— start of ENTRIES SUPPLIED —
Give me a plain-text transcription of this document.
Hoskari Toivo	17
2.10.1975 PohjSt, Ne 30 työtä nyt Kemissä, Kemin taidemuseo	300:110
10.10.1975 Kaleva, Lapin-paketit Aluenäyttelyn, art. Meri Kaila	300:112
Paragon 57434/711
— end of ENTRIES SUPPLIED —
WHAT TO PRODUCE => Each entry above is to be set down again in exactly the same words.

RESPONSE TO THIS EXERCISE =>
Give me a plain-text transcription of this document.
Hoskari Toivo	17
2.10.1975 PohjSt, Ne 30 työtä nyt Kemissä, Kemin taidemuseo	300:110
10.10.1975 Kaleva, Lapin-paketit Aluenäyttelyn, art. Meri Kaila	300:112
Paragon 57434/711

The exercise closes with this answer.